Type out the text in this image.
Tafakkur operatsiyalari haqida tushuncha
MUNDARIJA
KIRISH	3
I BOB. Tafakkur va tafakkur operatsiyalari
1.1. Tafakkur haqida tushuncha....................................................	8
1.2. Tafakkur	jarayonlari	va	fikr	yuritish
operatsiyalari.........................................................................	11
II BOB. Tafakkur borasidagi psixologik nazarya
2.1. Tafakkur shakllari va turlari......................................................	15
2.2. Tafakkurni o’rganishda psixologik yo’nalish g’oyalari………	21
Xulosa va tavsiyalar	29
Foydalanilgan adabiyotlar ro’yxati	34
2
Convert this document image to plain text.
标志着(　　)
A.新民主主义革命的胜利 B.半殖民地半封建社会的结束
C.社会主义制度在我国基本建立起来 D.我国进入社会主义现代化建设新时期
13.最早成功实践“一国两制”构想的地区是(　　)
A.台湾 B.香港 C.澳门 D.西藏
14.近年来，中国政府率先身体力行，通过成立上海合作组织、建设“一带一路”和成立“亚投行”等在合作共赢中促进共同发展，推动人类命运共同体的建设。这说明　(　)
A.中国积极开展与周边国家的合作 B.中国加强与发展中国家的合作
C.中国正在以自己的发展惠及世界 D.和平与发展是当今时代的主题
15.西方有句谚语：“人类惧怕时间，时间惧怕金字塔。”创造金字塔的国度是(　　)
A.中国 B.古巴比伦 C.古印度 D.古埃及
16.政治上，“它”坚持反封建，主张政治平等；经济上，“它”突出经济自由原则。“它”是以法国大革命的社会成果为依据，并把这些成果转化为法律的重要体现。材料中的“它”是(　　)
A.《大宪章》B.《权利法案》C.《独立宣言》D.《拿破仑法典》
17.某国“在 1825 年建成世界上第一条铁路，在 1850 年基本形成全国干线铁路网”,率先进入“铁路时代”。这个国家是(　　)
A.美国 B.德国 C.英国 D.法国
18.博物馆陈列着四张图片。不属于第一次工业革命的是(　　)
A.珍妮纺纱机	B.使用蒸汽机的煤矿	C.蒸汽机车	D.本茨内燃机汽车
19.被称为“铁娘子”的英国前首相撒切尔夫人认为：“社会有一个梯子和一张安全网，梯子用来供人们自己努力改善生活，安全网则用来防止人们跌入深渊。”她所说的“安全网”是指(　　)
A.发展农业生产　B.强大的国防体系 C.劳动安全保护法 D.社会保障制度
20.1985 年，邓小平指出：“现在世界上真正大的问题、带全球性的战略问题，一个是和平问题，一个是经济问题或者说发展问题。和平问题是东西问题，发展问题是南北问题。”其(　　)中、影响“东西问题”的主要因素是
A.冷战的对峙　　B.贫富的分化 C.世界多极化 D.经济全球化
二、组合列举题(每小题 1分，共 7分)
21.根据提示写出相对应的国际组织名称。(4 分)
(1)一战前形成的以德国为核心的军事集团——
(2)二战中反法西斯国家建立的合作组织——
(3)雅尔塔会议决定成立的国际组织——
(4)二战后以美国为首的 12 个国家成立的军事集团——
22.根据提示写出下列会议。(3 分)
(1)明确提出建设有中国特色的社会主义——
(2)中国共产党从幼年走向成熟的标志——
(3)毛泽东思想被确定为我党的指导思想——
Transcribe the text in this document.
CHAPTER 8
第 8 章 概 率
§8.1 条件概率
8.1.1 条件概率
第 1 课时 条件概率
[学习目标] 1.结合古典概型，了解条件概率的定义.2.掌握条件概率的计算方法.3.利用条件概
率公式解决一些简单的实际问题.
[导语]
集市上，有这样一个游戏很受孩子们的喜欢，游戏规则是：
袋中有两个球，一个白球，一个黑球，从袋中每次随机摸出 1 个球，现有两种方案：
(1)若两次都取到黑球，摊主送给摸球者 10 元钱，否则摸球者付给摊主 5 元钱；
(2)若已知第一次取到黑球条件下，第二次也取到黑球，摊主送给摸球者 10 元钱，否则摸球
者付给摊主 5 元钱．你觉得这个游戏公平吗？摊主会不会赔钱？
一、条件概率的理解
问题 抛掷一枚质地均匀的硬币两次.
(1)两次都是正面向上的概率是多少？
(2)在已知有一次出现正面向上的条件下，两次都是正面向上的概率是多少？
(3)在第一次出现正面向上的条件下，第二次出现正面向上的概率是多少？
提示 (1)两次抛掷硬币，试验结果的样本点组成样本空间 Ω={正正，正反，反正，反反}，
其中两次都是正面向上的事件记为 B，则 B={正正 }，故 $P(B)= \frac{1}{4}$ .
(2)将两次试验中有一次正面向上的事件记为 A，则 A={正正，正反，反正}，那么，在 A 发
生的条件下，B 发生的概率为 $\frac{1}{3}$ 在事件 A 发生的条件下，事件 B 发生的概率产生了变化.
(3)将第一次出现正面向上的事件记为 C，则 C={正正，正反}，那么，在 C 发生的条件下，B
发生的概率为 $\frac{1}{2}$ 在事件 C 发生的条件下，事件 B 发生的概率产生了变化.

→ EXERCISE DESCRIPTION
Select from the material above each line in which the string "tushuncha" appears, and list those lines.

→ REPLY TO THE EXERCISE
Tafakkur operatsiyalari haqida tushuncha
1.1. Tafakkur haqida tushuncha....................................................	8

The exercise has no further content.